Each line containing the word "title" must be reported.

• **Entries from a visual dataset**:
═══
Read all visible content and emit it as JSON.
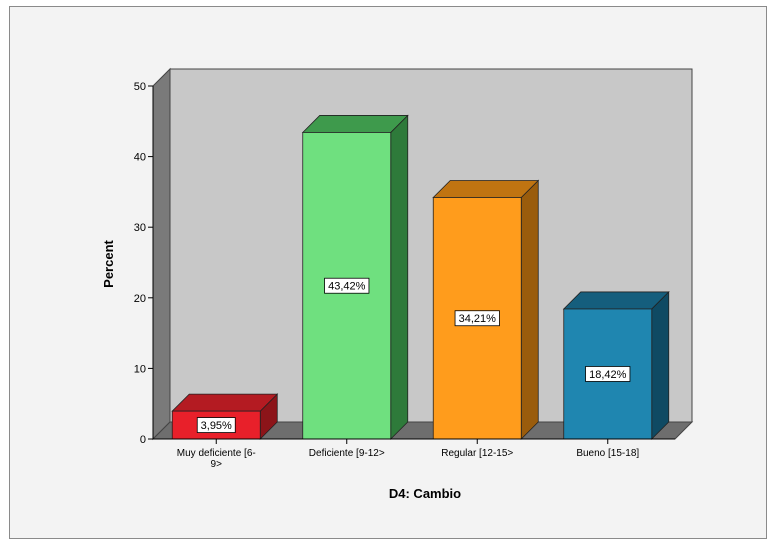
{
  "chart_data": {
    "type": "bar",
    "title": "",
    "xlabel": "D4: Cambio",
    "ylabel": "Percent",
    "ylim": [
      0,
      50
    ],
    "yticks": [
      0,
      10,
      20,
      30,
      40,
      50
    ],
    "categories": [
      "Muy deficiente [6-9>",
      "Deficiente [9-12>",
      "Regular [12-15>",
      "Bueno [15-18]"
    ],
    "category_label_lines": [
      [
        "Muy deficiente [6-",
        "9>"
      ],
      [
        "Deficiente [9-12>"
      ],
      [
        "Regular [12-15>"
      ],
      [
        "Bueno [15-18]"
      ]
    ],
    "values": [
      3.95,
      43.42,
      34.21,
      18.42
    ],
    "data_labels": [
      "3,95%",
      "43,42%",
      "34,21%",
      "18,42%"
    ],
    "bar_colors": [
      "#e8202a",
      "#6fe07f",
      "#ff9c1c",
      "#1f86b0"
    ],
    "bar_top_colors": [
      "#b41b22",
      "#3e9a4c",
      "#c07411",
      "#155e7d"
    ],
    "bar_side_colors": [
      "#8c1419",
      "#2e7a3a",
      "#9a5c0c",
      "#0f4a63"
    ],
    "colors": {
      "back_wall": "#c8c8c8",
      "left_wall": "#7a7a7a",
      "floor": "#6e6e6e",
      "background": "#f3f3f3"
    },
    "grid": false,
    "style": "3d"
  }
}
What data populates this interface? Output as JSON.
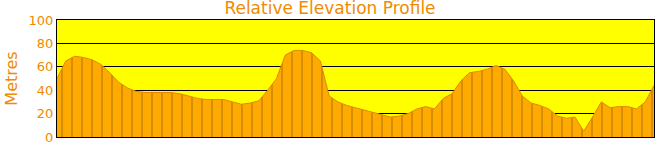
{
  "chart_data": {
    "type": "area",
    "title": "Relative Elevation Profile",
    "y_label": "Metres",
    "categories": [
      null,
      null,
      null,
      null,
      null,
      null,
      null,
      null,
      null,
      null,
      null,
      null,
      null,
      null,
      null,
      null,
      null,
      null,
      null,
      null,
      null,
      null,
      null,
      null,
      null,
      null,
      null,
      null,
      null,
      null,
      null,
      null,
      null,
      null,
      null,
      null,
      null,
      null,
      null,
      null,
      null,
      null,
      null,
      null,
      null,
      null,
      null,
      null,
      null,
      null,
      null,
      null,
      null,
      null,
      null,
      null,
      null,
      null,
      null,
      null,
      null,
      null,
      null,
      null,
      null,
      null,
      null,
      null,
      null
    ],
    "values": [
      50,
      65,
      69,
      68,
      66,
      62,
      55,
      47,
      42,
      39,
      38,
      38,
      38,
      38,
      37,
      35,
      33,
      32,
      32,
      32,
      30,
      28,
      29,
      31,
      40,
      50,
      70,
      74,
      74,
      72,
      65,
      35,
      30,
      27,
      25,
      23,
      21,
      19,
      17,
      18,
      20,
      24,
      26,
      24,
      33,
      37,
      48,
      55,
      56,
      58,
      61,
      58,
      48,
      35,
      29,
      27,
      24,
      18,
      16,
      17,
      5,
      17,
      30,
      25,
      26,
      26,
      24,
      30,
      44
    ],
    "color": "#ffaa00",
    "ylim": [
      0,
      100
    ],
    "yticks": [
      0,
      20,
      40,
      60,
      80,
      100
    ],
    "grid": true,
    "tick_labels": "y"
  }
}
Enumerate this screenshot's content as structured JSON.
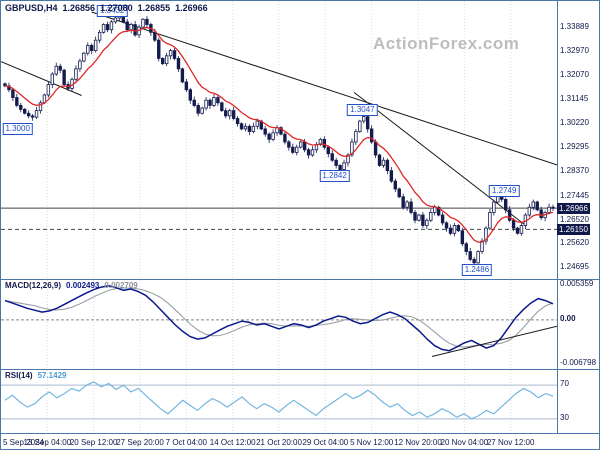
{
  "watermark": "ActionForex.com",
  "header": {
    "symbol_period": "GBPUSD,H4",
    "open": "1.26856",
    "high": "1.27080",
    "low": "1.26855",
    "close": "1.26966"
  },
  "colors": {
    "frame": "#4a76a8",
    "candle": "#141b4d",
    "candle_up_fill": "#ffffff",
    "ma": "#e02828",
    "macd_main": "#0a1a8c",
    "macd_signal": "#9aa0a6",
    "rsi": "#74b6e2",
    "label_blue": "#2350c8",
    "grid": "#dcdcdc",
    "level_line": "#444444",
    "trendline": "#1a1a1a",
    "axis_text": "#10194a",
    "watermark": "#bdbdbd",
    "rsi_level": "#aab9cd"
  },
  "chart_data": {
    "type": "candlestick",
    "title": "GBPUSD,H4",
    "x_tick_labels": [
      "5 Sep 2024",
      "13 Sep 04:00",
      "20 Sep 12:00",
      "27 Sep 20:00",
      "7 Oct 04:00",
      "14 Oct 12:00",
      "21 Oct 20:00",
      "29 Oct 04:00",
      "5 Nov 12:00",
      "12 Nov 20:00",
      "20 Nov 04:00",
      "27 Nov 12:00"
    ],
    "price": {
      "ylim": [
        1.2425,
        1.349
      ],
      "axis_ticks": [
        "1.33889",
        "1.32970",
        "1.32070",
        "1.31145",
        "1.30220",
        "1.29295",
        "1.28370",
        "1.27445",
        "1.26520",
        "1.25620",
        "1.24695"
      ],
      "closes": [
        1.3165,
        1.315,
        1.312,
        1.309,
        1.3075,
        1.306,
        1.305,
        1.3045,
        1.307,
        1.31,
        1.313,
        1.317,
        1.321,
        1.324,
        1.3225,
        1.317,
        1.3155,
        1.319,
        1.323,
        1.326,
        1.329,
        1.332,
        1.33,
        1.334,
        1.337,
        1.34,
        1.338,
        1.341,
        1.3425,
        1.3432,
        1.341,
        1.338,
        1.34,
        1.336,
        1.339,
        1.342,
        1.34,
        1.337,
        1.334,
        1.327,
        1.325,
        1.328,
        1.33,
        1.327,
        1.323,
        1.318,
        1.315,
        1.311,
        1.309,
        1.306,
        1.308,
        1.311,
        1.309,
        1.312,
        1.31,
        1.307,
        1.305,
        1.307,
        1.304,
        1.302,
        1.3,
        1.301,
        1.299,
        1.301,
        1.303,
        1.3,
        1.298,
        1.296,
        1.2985,
        1.3005,
        1.298,
        1.295,
        1.293,
        1.291,
        1.293,
        1.295,
        1.292,
        1.29,
        1.292,
        1.294,
        1.296,
        1.293,
        1.2905,
        1.288,
        1.286,
        1.2844,
        1.287,
        1.29,
        1.295,
        1.299,
        1.303,
        1.3047,
        1.3,
        1.295,
        1.29,
        1.286,
        1.288,
        1.284,
        1.28,
        1.277,
        1.274,
        1.27,
        1.272,
        1.268,
        1.265,
        1.267,
        1.263,
        1.265,
        1.268,
        1.27,
        1.267,
        1.264,
        1.262,
        1.26,
        1.263,
        1.261,
        1.256,
        1.253,
        1.25,
        1.2487,
        1.253,
        1.257,
        1.262,
        1.268,
        1.272,
        1.275,
        1.273,
        1.269,
        1.265,
        1.262,
        1.26,
        1.263,
        1.267,
        1.27,
        1.272,
        1.269,
        1.266,
        1.268,
        1.27,
        1.2697
      ]
    },
    "levels": {
      "current_price": 1.26966,
      "current_price_label": "1.26966",
      "dashed_level": 1.2615,
      "dashed_level_label": "1.26150"
    },
    "swings": [
      {
        "text": "1.3432",
        "xf": 0.2,
        "price": 1.3452
      },
      {
        "text": "1.3000",
        "xf": 0.03,
        "price": 1.3
      },
      {
        "text": "1.2842",
        "xf": 0.6,
        "price": 1.282
      },
      {
        "text": "1.3047",
        "xf": 0.65,
        "price": 1.3072
      },
      {
        "text": "1.2749",
        "xf": 0.905,
        "price": 1.2762
      },
      {
        "text": "1.2486",
        "xf": 0.856,
        "price": 1.246
      }
    ],
    "trendlines": [
      {
        "x1f": 0.0,
        "p1": 1.3258,
        "x2f": 0.145,
        "p2": 1.3128
      },
      {
        "x1f": 0.163,
        "p1": 1.3448,
        "x2f": 1.0,
        "p2": 1.2862
      },
      {
        "x1f": 0.635,
        "p1": 1.314,
        "x2f": 0.945,
        "p2": 1.2628
      }
    ],
    "macd": {
      "type": "line",
      "label": "MACD(12,26,9)",
      "main_value": "0.002493",
      "signal_value": "0.002709",
      "ylim": [
        -0.0078,
        0.0062
      ],
      "axis_ticks": [
        {
          "label": "0.005359",
          "v": 0.005359,
          "bold": false
        },
        {
          "label": "0.00",
          "v": 0.0,
          "bold": true
        },
        {
          "label": "-0.006798",
          "v": -0.006798,
          "bold": false
        }
      ],
      "trendline": {
        "x1f": 0.775,
        "v1": -0.0057,
        "x2f": 1.0,
        "v2": -0.001
      },
      "values": [
        0.003,
        0.0026,
        0.0022,
        0.0018,
        0.0015,
        0.0012,
        0.0014,
        0.0018,
        0.0024,
        0.003,
        0.0036,
        0.0042,
        0.0047,
        0.0051,
        0.0053,
        0.005,
        0.0046,
        0.0048,
        0.0044,
        0.0038,
        0.0028,
        0.0016,
        0.0004,
        -0.0008,
        -0.0018,
        -0.0026,
        -0.003,
        -0.0028,
        -0.0022,
        -0.0016,
        -0.001,
        -0.0006,
        -0.0002,
        -0.0004,
        -0.0008,
        -0.0006,
        -0.001,
        -0.0014,
        -0.001,
        -0.0006,
        -0.0008,
        -0.0012,
        -0.0008,
        -0.0002,
        0.0002,
        0.0006,
        0.0004,
        -0.0002,
        -0.0006,
        -0.0004,
        0.0002,
        0.0008,
        0.0012,
        0.0008,
        0.0002,
        -0.0008,
        -0.0018,
        -0.003,
        -0.004,
        -0.0046,
        -0.0048,
        -0.0042,
        -0.0036,
        -0.0032,
        -0.0038,
        -0.0044,
        -0.004,
        -0.0028,
        -0.0012,
        0.0004,
        0.0016,
        0.0026,
        0.0033,
        0.003,
        0.0025
      ]
    },
    "rsi": {
      "type": "line",
      "label": "RSI(14)",
      "value": "57.1429",
      "levels": [
        70,
        30
      ],
      "ylim": [
        12,
        88
      ],
      "values": [
        52,
        58,
        50,
        44,
        48,
        56,
        62,
        55,
        60,
        66,
        63,
        70,
        74,
        68,
        72,
        65,
        70,
        62,
        66,
        58,
        50,
        42,
        36,
        44,
        52,
        46,
        40,
        48,
        54,
        50,
        44,
        50,
        56,
        48,
        42,
        48,
        44,
        38,
        46,
        52,
        46,
        40,
        34,
        42,
        48,
        54,
        60,
        54,
        58,
        64,
        58,
        50,
        44,
        48,
        40,
        34,
        38,
        32,
        36,
        42,
        38,
        32,
        36,
        30,
        34,
        40,
        36,
        44,
        52,
        60,
        66,
        62,
        55,
        60,
        57.1
      ]
    }
  }
}
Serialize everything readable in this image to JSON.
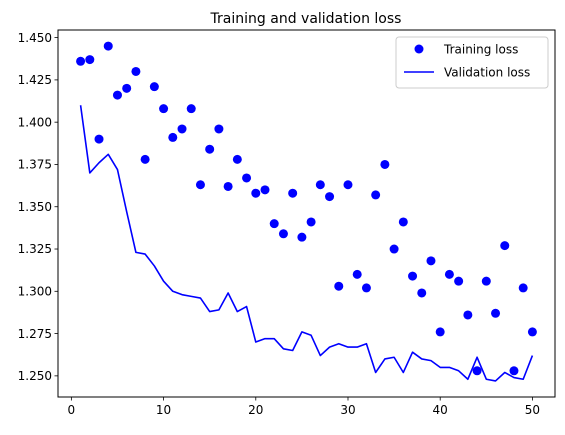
{
  "chart_data": {
    "type": "line",
    "title": "Training and validation loss",
    "xlabel": "",
    "ylabel": "",
    "xlim": [
      -1.45,
      52.45
    ],
    "ylim": [
      1.2375,
      1.4545
    ],
    "xticks": [
      0,
      10,
      20,
      30,
      40,
      50
    ],
    "yticks": [
      1.25,
      1.275,
      1.3,
      1.325,
      1.35,
      1.375,
      1.4,
      1.425,
      1.45
    ],
    "ytick_labels": [
      "1.250",
      "1.275",
      "1.300",
      "1.325",
      "1.350",
      "1.375",
      "1.400",
      "1.425",
      "1.450"
    ],
    "grid": false,
    "legend_position": "top-right",
    "x": [
      1,
      2,
      3,
      4,
      5,
      6,
      7,
      8,
      9,
      10,
      11,
      12,
      13,
      14,
      15,
      16,
      17,
      18,
      19,
      20,
      21,
      22,
      23,
      24,
      25,
      26,
      27,
      28,
      29,
      30,
      31,
      32,
      33,
      34,
      35,
      36,
      37,
      38,
      39,
      40,
      41,
      42,
      43,
      44,
      45,
      46,
      47,
      48,
      49,
      50
    ],
    "series": [
      {
        "name": "Training loss",
        "style": "scatter",
        "color": "#0000ff",
        "values": [
          1.436,
          1.437,
          1.39,
          1.445,
          1.416,
          1.42,
          1.43,
          1.378,
          1.421,
          1.408,
          1.391,
          1.396,
          1.408,
          1.363,
          1.384,
          1.396,
          1.362,
          1.378,
          1.367,
          1.358,
          1.36,
          1.34,
          1.334,
          1.358,
          1.332,
          1.341,
          1.363,
          1.356,
          1.303,
          1.363,
          1.31,
          1.302,
          1.357,
          1.375,
          1.325,
          1.341,
          1.309,
          1.299,
          1.318,
          1.276,
          1.31,
          1.306,
          1.286,
          1.253,
          1.306,
          1.287,
          1.327,
          1.253,
          1.302,
          1.276
        ]
      },
      {
        "name": "Validation loss",
        "style": "line",
        "color": "#0000ff",
        "values": [
          1.41,
          1.37,
          1.376,
          1.381,
          1.372,
          1.347,
          1.323,
          1.322,
          1.315,
          1.306,
          1.3,
          1.298,
          1.297,
          1.296,
          1.288,
          1.289,
          1.299,
          1.288,
          1.291,
          1.27,
          1.272,
          1.272,
          1.266,
          1.265,
          1.276,
          1.274,
          1.262,
          1.267,
          1.269,
          1.267,
          1.267,
          1.269,
          1.252,
          1.26,
          1.261,
          1.252,
          1.264,
          1.26,
          1.259,
          1.255,
          1.255,
          1.253,
          1.248,
          1.261,
          1.248,
          1.247,
          1.252,
          1.249,
          1.248,
          1.262
        ]
      }
    ]
  }
}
═══
• **Output of the task**:
    "title": "",
    "title": "Relative Elevation Profile",
    "title": "GBPUSD,H4",
    "title": "Training and validation loss",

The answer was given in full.